WHAT YOU SHOULD DO: All the records that follow need to be reproduced exactly. Omit the images.

☆ ☆ ☆ ☆ ☆ ☆ ☆

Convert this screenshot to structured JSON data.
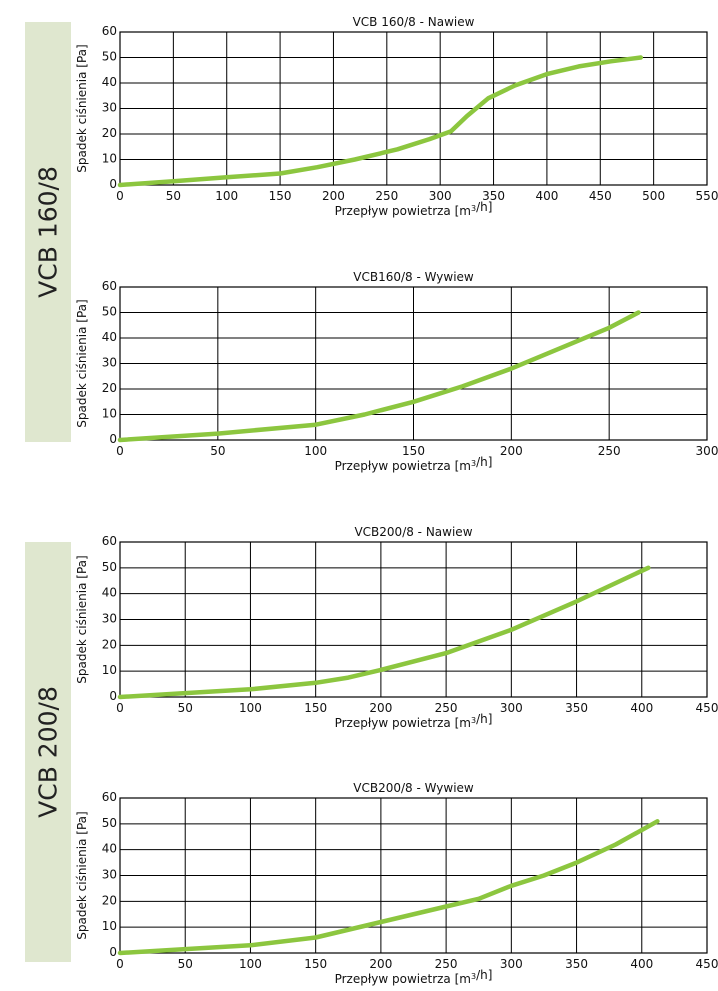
{
  "side_labels": [
    "VCB 160/8",
    "VCB 200/8"
  ],
  "colors": {
    "curve": "#8cc63f",
    "grid": "#000000",
    "band": "#dfe7cf"
  },
  "chart_data": [
    {
      "type": "line",
      "title": "VCB  160/8 - Nawiew",
      "xlabel": "Przepływ powietrza [m³/h]",
      "ylabel": "Spadek ciśnienia [Pa]",
      "xlim": [
        0,
        550
      ],
      "ylim": [
        0,
        60
      ],
      "xticks": [
        0,
        50,
        100,
        150,
        200,
        250,
        300,
        350,
        400,
        450,
        500,
        550
      ],
      "yticks": [
        0,
        10,
        20,
        30,
        40,
        50,
        60
      ],
      "grid": true,
      "series": [
        {
          "x": [
            0,
            50,
            100,
            150,
            185,
            220,
            260,
            290,
            310,
            325,
            345,
            370,
            400,
            430,
            460,
            488
          ],
          "y": [
            0,
            1.5,
            3,
            4.5,
            7,
            10,
            14,
            18,
            21,
            27,
            34,
            39,
            43.5,
            46.5,
            48.5,
            50
          ]
        }
      ]
    },
    {
      "type": "line",
      "title": "VCB160/8 - Wywiew",
      "xlabel": "Przepływ powietrza [m³/h]",
      "ylabel": "Spadek ciśnienia [Pa]",
      "xlim": [
        0,
        300
      ],
      "ylim": [
        0,
        60
      ],
      "xticks": [
        0,
        50,
        100,
        150,
        200,
        250,
        300
      ],
      "yticks": [
        0,
        10,
        20,
        30,
        40,
        50,
        60
      ],
      "grid": true,
      "series": [
        {
          "x": [
            0,
            50,
            100,
            125,
            150,
            175,
            200,
            225,
            250,
            265
          ],
          "y": [
            0,
            2.5,
            6,
            10,
            15,
            21,
            28,
            36,
            44,
            50
          ]
        }
      ]
    },
    {
      "type": "line",
      "title": "VCB200/8 - Nawiew",
      "xlabel": "Przepływ powietrza [m³/h]",
      "ylabel": "Spadek ciśnienia [Pa]",
      "xlim": [
        0,
        450
      ],
      "ylim": [
        0,
        60
      ],
      "xticks": [
        0,
        50,
        100,
        150,
        200,
        250,
        300,
        350,
        400,
        450
      ],
      "yticks": [
        0,
        10,
        20,
        30,
        40,
        50,
        60
      ],
      "grid": true,
      "series": [
        {
          "x": [
            0,
            50,
            100,
            150,
            175,
            200,
            250,
            300,
            350,
            405
          ],
          "y": [
            0,
            1.5,
            3,
            5.5,
            7.5,
            10.5,
            17,
            26,
            37,
            50
          ]
        }
      ]
    },
    {
      "type": "line",
      "title": "VCB200/8 - Wywiew",
      "xlabel": "Przepływ powietrza [m³/h]",
      "ylabel": "Spadek ciśnienia [Pa]",
      "xlim": [
        0,
        450
      ],
      "ylim": [
        0,
        60
      ],
      "xticks": [
        0,
        50,
        100,
        150,
        200,
        250,
        300,
        350,
        400,
        450
      ],
      "yticks": [
        0,
        10,
        20,
        30,
        40,
        50,
        60
      ],
      "grid": true,
      "series": [
        {
          "x": [
            0,
            50,
            100,
            150,
            200,
            250,
            275,
            300,
            325,
            350,
            380,
            412
          ],
          "y": [
            0,
            1.5,
            3,
            6,
            12,
            18,
            21,
            26,
            30,
            35,
            42,
            51
          ]
        }
      ]
    }
  ]
}
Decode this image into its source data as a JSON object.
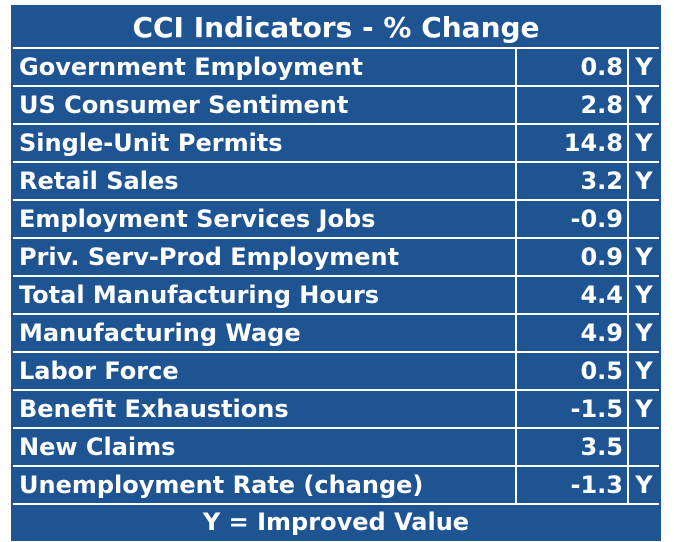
{
  "table": {
    "title": "CCI Indicators - % Change",
    "rows": [
      {
        "label": "Government Employment",
        "value": 0.8,
        "flag": "Y"
      },
      {
        "label": "US Consumer Sentiment",
        "value": 2.8,
        "flag": "Y"
      },
      {
        "label": "Single-Unit Permits",
        "value": 14.8,
        "flag": "Y"
      },
      {
        "label": "Retail Sales",
        "value": 3.2,
        "flag": "Y"
      },
      {
        "label": "Employment Services Jobs",
        "value": -0.9
      },
      {
        "label": "Priv. Serv-Prod Employment",
        "value": 0.9,
        "flag": "Y"
      },
      {
        "label": "Total Manufacturing Hours",
        "value": 4.4,
        "flag": "Y"
      },
      {
        "label": "Manufacturing Wage",
        "value": 4.9,
        "flag": "Y"
      },
      {
        "label": "Labor Force",
        "value": 0.5,
        "flag": "Y"
      },
      {
        "label": "Benefit Exhaustions",
        "value": -1.5,
        "flag": "Y"
      },
      {
        "label": "New Claims",
        "value": 3.5
      },
      {
        "label": "Unemployment Rate (change)",
        "value": -1.3,
        "flag": "Y"
      }
    ],
    "footer": "Y = Improved Value"
  }
}
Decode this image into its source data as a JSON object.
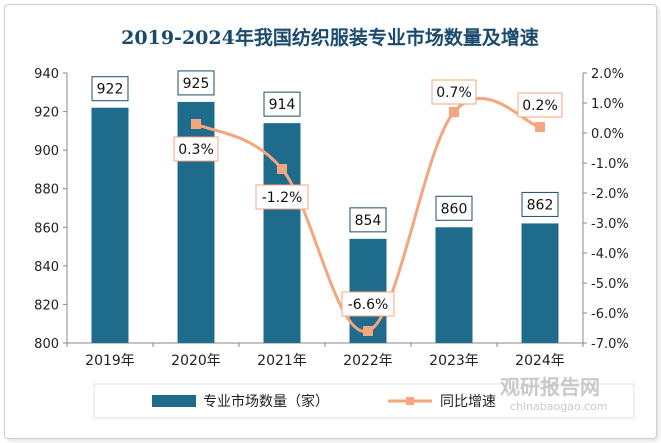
{
  "chart_data": {
    "type": "bar",
    "title": "2019-2024年我国纺织服装专业市场数量及增速",
    "categories": [
      "2019年",
      "2020年",
      "2021年",
      "2022年",
      "2023年",
      "2024年"
    ],
    "series": [
      {
        "name": "专业市场数量（家）",
        "type": "bar",
        "axis": "left",
        "values": [
          922,
          925,
          914,
          854,
          860,
          862
        ],
        "labels": [
          "922",
          "925",
          "914",
          "854",
          "860",
          "862"
        ]
      },
      {
        "name": "同比增速",
        "type": "line",
        "axis": "right",
        "values": [
          null,
          0.3,
          -1.2,
          -6.6,
          0.7,
          0.2
        ],
        "labels": [
          "",
          "0.3%",
          "-1.2%",
          "-6.6%",
          "0.7%",
          "0.2%"
        ]
      }
    ],
    "ylim_left": [
      800,
      940
    ],
    "yticks_left": [
      "800",
      "820",
      "840",
      "860",
      "880",
      "900",
      "920",
      "940"
    ],
    "ylim_right": [
      -7.0,
      2.0
    ],
    "yticks_right": [
      "-7.0%",
      "-6.0%",
      "-5.0%",
      "-4.0%",
      "-3.0%",
      "-2.0%",
      "-1.0%",
      "0.0%",
      "1.0%",
      "2.0%"
    ],
    "legend_position": "bottom",
    "colors": {
      "bar": "#1f6b8c",
      "line": "#f4a67e",
      "title": "#1a4a6e"
    }
  },
  "watermark": {
    "brand": "观研报告网",
    "url": "chinabaogao.com"
  }
}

☆ ☆ ☆ ☆ ☆ ☆ ☆

EXERCISE OUTPUT:
Convert this screenshot to structured JSON data.
{
  "side_labels": [
    "VCB 160/8",
    "VCB 200/8"
  ],
  "colors": {
    "curve": "#8cc63f",
    "grid": "#000000",
    "band": "#dfe7cf"
  },
  "chart_data": [
    {
      "type": "line",
      "title": "VCB  160/8 - Nawiew",
      "xlabel": "Przepływ powietrza [m³/h]",
      "ylabel": "Spadek ciśnienia [Pa]",
      "xlim": [
        0,
        550
      ],
      "ylim": [
        0,
        60
      ],
      "xticks": [
        0,
        50,
        100,
        150,
        200,
        250,
        300,
        350,
        400,
        450,
        500,
        550
      ],
      "yticks": [
        0,
        10,
        20,
        30,
        40,
        50,
        60
      ],
      "grid": true,
      "series": [
        {
          "x": [
            0,
            50,
            100,
            150,
            185,
            220,
            260,
            290,
            310,
            325,
            345,
            370,
            400,
            430,
            460,
            488
          ],
          "y": [
            0,
            1.5,
            3,
            4.5,
            7,
            10,
            14,
            18,
            21,
            27,
            34,
            39,
            43.5,
            46.5,
            48.5,
            50
          ]
        }
      ]
    },
    {
      "type": "line",
      "title": "VCB160/8 - Wywiew",
      "xlabel": "Przepływ powietrza [m³/h]",
      "ylabel": "Spadek ciśnienia [Pa]",
      "xlim": [
        0,
        300
      ],
      "ylim": [
        0,
        60
      ],
      "xticks": [
        0,
        50,
        100,
        150,
        200,
        250,
        300
      ],
      "yticks": [
        0,
        10,
        20,
        30,
        40,
        50,
        60
      ],
      "grid": true,
      "series": [
        {
          "x": [
            0,
            50,
            100,
            125,
            150,
            175,
            200,
            225,
            250,
            265
          ],
          "y": [
            0,
            2.5,
            6,
            10,
            15,
            21,
            28,
            36,
            44,
            50
          ]
        }
      ]
    },
    {
      "type": "line",
      "title": "VCB200/8 - Nawiew",
      "xlabel": "Przepływ powietrza [m³/h]",
      "ylabel": "Spadek ciśnienia [Pa]",
      "xlim": [
        0,
        450
      ],
      "ylim": [
        0,
        60
      ],
      "xticks": [
        0,
        50,
        100,
        150,
        200,
        250,
        300,
        350,
        400,
        450
      ],
      "yticks": [
        0,
        10,
        20,
        30,
        40,
        50,
        60
      ],
      "grid": true,
      "series": [
        {
          "x": [
            0,
            50,
            100,
            150,
            175,
            200,
            250,
            300,
            350,
            405
          ],
          "y": [
            0,
            1.5,
            3,
            5.5,
            7.5,
            10.5,
            17,
            26,
            37,
            50
          ]
        }
      ]
    },
    {
      "type": "line",
      "title": "VCB200/8 - Wywiew",
      "xlabel": "Przepływ powietrza [m³/h]",
      "ylabel": "Spadek ciśnienia [Pa]",
      "xlim": [
        0,
        450
      ],
      "ylim": [
        0,
        60
      ],
      "xticks": [
        0,
        50,
        100,
        150,
        200,
        250,
        300,
        350,
        400,
        450
      ],
      "yticks": [
        0,
        10,
        20,
        30,
        40,
        50,
        60
      ],
      "grid": true,
      "series": [
        {
          "x": [
            0,
            50,
            100,
            150,
            200,
            250,
            275,
            300,
            325,
            350,
            380,
            412
          ],
          "y": [
            0,
            1.5,
            3,
            6,
            12,
            18,
            21,
            26,
            30,
            35,
            42,
            51
          ]
        }
      ]
    }
  ]
}
Decode this image into its source data as a JSON object.
{
  "table": {
    "title": "CCI Indicators - % Change",
    "rows": [
      {
        "label": "Government Employment",
        "value": 0.8,
        "flag": "Y"
      },
      {
        "label": "US Consumer Sentiment",
        "value": 2.8,
        "flag": "Y"
      },
      {
        "label": "Single-Unit Permits",
        "value": 14.8,
        "flag": "Y"
      },
      {
        "label": "Retail Sales",
        "value": 3.2,
        "flag": "Y"
      },
      {
        "label": "Employment Services Jobs",
        "value": -0.9
      },
      {
        "label": "Priv. Serv-Prod Employment",
        "value": 0.9,
        "flag": "Y"
      },
      {
        "label": "Total Manufacturing Hours",
        "value": 4.4,
        "flag": "Y"
      },
      {
        "label": "Manufacturing Wage",
        "value": 4.9,
        "flag": "Y"
      },
      {
        "label": "Labor Force",
        "value": 0.5,
        "flag": "Y"
      },
      {
        "label": "Benefit Exhaustions",
        "value": -1.5,
        "flag": "Y"
      },
      {
        "label": "New Claims",
        "value": 3.5
      },
      {
        "label": "Unemployment Rate (change)",
        "value": -1.3,
        "flag": "Y"
      }
    ],
    "footer": "Y = Improved Value"
  }
}
Decode this image into its source data as a JSON object.
{
  "chart_data": {
    "type": "bar",
    "title": "2019-2024年我国纺织服装专业市场数量及增速",
    "categories": [
      "2019年",
      "2020年",
      "2021年",
      "2022年",
      "2023年",
      "2024年"
    ],
    "series": [
      {
        "name": "专业市场数量（家）",
        "type": "bar",
        "axis": "left",
        "values": [
          922,
          925,
          914,
          854,
          860,
          862
        ],
        "labels": [
          "922",
          "925",
          "914",
          "854",
          "860",
          "862"
        ]
      },
      {
        "name": "同比增速",
        "type": "line",
        "axis": "right",
        "values": [
          null,
          0.3,
          -1.2,
          -6.6,
          0.7,
          0.2
        ],
        "labels": [
          "",
          "0.3%",
          "-1.2%",
          "-6.6%",
          "0.7%",
          "0.2%"
        ]
      }
    ],
    "ylim_left": [
      800,
      940
    ],
    "yticks_left": [
      "800",
      "820",
      "840",
      "860",
      "880",
      "900",
      "920",
      "940"
    ],
    "ylim_right": [
      -7.0,
      2.0
    ],
    "yticks_right": [
      "-7.0%",
      "-6.0%",
      "-5.0%",
      "-4.0%",
      "-3.0%",
      "-2.0%",
      "-1.0%",
      "0.0%",
      "1.0%",
      "2.0%"
    ],
    "legend_position": "bottom",
    "colors": {
      "bar": "#1f6b8c",
      "line": "#f4a67e",
      "title": "#1a4a6e"
    }
  },
  "watermark": {
    "brand": "观研报告网",
    "url": "chinabaogao.com"
  }
}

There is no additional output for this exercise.